* begin *

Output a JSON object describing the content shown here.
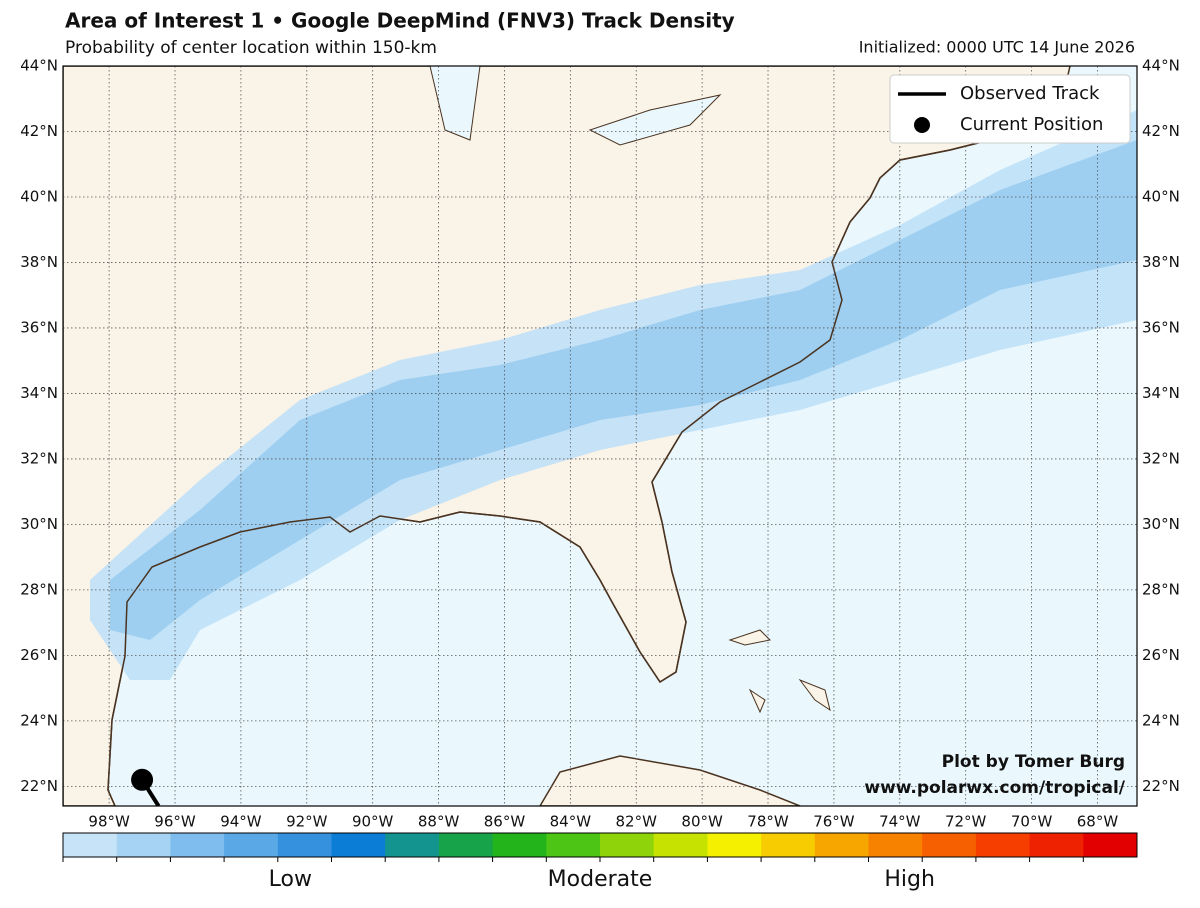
{
  "header": {
    "title": "Area of Interest 1 • Google DeepMind (FNV3) Track Density",
    "subtitle": "Probability of center location within 150-km",
    "initialized": "Initialized: 0000 UTC 14 June 2026"
  },
  "map": {
    "lon_range": [
      -99.4,
      -66.8
    ],
    "lat_range": [
      21.4,
      44
    ],
    "lat_ticks": [
      {
        "value": 22,
        "label": "22°N"
      },
      {
        "value": 24,
        "label": "24°N"
      },
      {
        "value": 26,
        "label": "26°N"
      },
      {
        "value": 28,
        "label": "28°N"
      },
      {
        "value": 30,
        "label": "30°N"
      },
      {
        "value": 32,
        "label": "32°N"
      },
      {
        "value": 34,
        "label": "34°N"
      },
      {
        "value": 36,
        "label": "36°N"
      },
      {
        "value": 38,
        "label": "38°N"
      },
      {
        "value": 40,
        "label": "40°N"
      },
      {
        "value": 42,
        "label": "42°N"
      },
      {
        "value": 44,
        "label": "44°N"
      }
    ],
    "lon_ticks": [
      {
        "value": -98,
        "label": "98°W"
      },
      {
        "value": -96,
        "label": "96°W"
      },
      {
        "value": -94,
        "label": "94°W"
      },
      {
        "value": -92,
        "label": "92°W"
      },
      {
        "value": -90,
        "label": "90°W"
      },
      {
        "value": -88,
        "label": "88°W"
      },
      {
        "value": -86,
        "label": "86°W"
      },
      {
        "value": -84,
        "label": "84°W"
      },
      {
        "value": -82,
        "label": "82°W"
      },
      {
        "value": -80,
        "label": "80°W"
      },
      {
        "value": -78,
        "label": "78°W"
      },
      {
        "value": -76,
        "label": "76°W"
      },
      {
        "value": -74,
        "label": "74°W"
      },
      {
        "value": -72,
        "label": "72°W"
      },
      {
        "value": -70,
        "label": "70°W"
      },
      {
        "value": -68,
        "label": "68°W"
      }
    ],
    "observed_track": {
      "lon": [
        -97.0,
        -96.5
      ],
      "lat": [
        22.2,
        21.4
      ]
    },
    "current_position": {
      "lon": -97.0,
      "lat": 22.2
    }
  },
  "legend": {
    "entries": [
      "Observed Track",
      "Current Position"
    ]
  },
  "credits": [
    "Plot by Tomer Burg",
    "www.polarwx.com/tropical/"
  ],
  "colorbar": {
    "colors": [
      "#c6e3f8",
      "#a6d2f3",
      "#7fbdee",
      "#5aa9e6",
      "#3591de",
      "#0b7dd6",
      "#14948f",
      "#17a34a",
      "#22b41a",
      "#4cc514",
      "#8fd40a",
      "#c5e200",
      "#f4f000",
      "#f7cc00",
      "#f7a600",
      "#f78200",
      "#f76000",
      "#f53e00",
      "#ee2200",
      "#e30000"
    ],
    "labels": [
      "Low",
      "Moderate",
      "High"
    ]
  }
}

* end *

__GIVEN TASK__: Generate a word-for-word copy of the preceding records, excluding all pictures.

__TASK SOLUTION__:
Output a JSON object describing the content shown here.
{
  "header": {
    "title": "Area of Interest 1 • Google DeepMind (FNV3) Track Density",
    "subtitle": "Probability of center location within 150-km",
    "initialized": "Initialized: 0000 UTC 14 June 2026"
  },
  "map": {
    "lon_range": [
      -99.4,
      -66.8
    ],
    "lat_range": [
      21.4,
      44
    ],
    "lat_ticks": [
      {
        "value": 22,
        "label": "22°N"
      },
      {
        "value": 24,
        "label": "24°N"
      },
      {
        "value": 26,
        "label": "26°N"
      },
      {
        "value": 28,
        "label": "28°N"
      },
      {
        "value": 30,
        "label": "30°N"
      },
      {
        "value": 32,
        "label": "32°N"
      },
      {
        "value": 34,
        "label": "34°N"
      },
      {
        "value": 36,
        "label": "36°N"
      },
      {
        "value": 38,
        "label": "38°N"
      },
      {
        "value": 40,
        "label": "40°N"
      },
      {
        "value": 42,
        "label": "42°N"
      },
      {
        "value": 44,
        "label": "44°N"
      }
    ],
    "lon_ticks": [
      {
        "value": -98,
        "label": "98°W"
      },
      {
        "value": -96,
        "label": "96°W"
      },
      {
        "value": -94,
        "label": "94°W"
      },
      {
        "value": -92,
        "label": "92°W"
      },
      {
        "value": -90,
        "label": "90°W"
      },
      {
        "value": -88,
        "label": "88°W"
      },
      {
        "value": -86,
        "label": "86°W"
      },
      {
        "value": -84,
        "label": "84°W"
      },
      {
        "value": -82,
        "label": "82°W"
      },
      {
        "value": -80,
        "label": "80°W"
      },
      {
        "value": -78,
        "label": "78°W"
      },
      {
        "value": -76,
        "label": "76°W"
      },
      {
        "value": -74,
        "label": "74°W"
      },
      {
        "value": -72,
        "label": "72°W"
      },
      {
        "value": -70,
        "label": "70°W"
      },
      {
        "value": -68,
        "label": "68°W"
      }
    ],
    "observed_track": {
      "lon": [
        -97.0,
        -96.5
      ],
      "lat": [
        22.2,
        21.4
      ]
    },
    "current_position": {
      "lon": -97.0,
      "lat": 22.2
    }
  },
  "legend": {
    "entries": [
      "Observed Track",
      "Current Position"
    ]
  },
  "credits": [
    "Plot by Tomer Burg",
    "www.polarwx.com/tropical/"
  ],
  "colorbar": {
    "colors": [
      "#c6e3f8",
      "#a6d2f3",
      "#7fbdee",
      "#5aa9e6",
      "#3591de",
      "#0b7dd6",
      "#14948f",
      "#17a34a",
      "#22b41a",
      "#4cc514",
      "#8fd40a",
      "#c5e200",
      "#f4f000",
      "#f7cc00",
      "#f7a600",
      "#f78200",
      "#f76000",
      "#f53e00",
      "#ee2200",
      "#e30000"
    ],
    "labels": [
      "Low",
      "Moderate",
      "High"
    ]
  }
}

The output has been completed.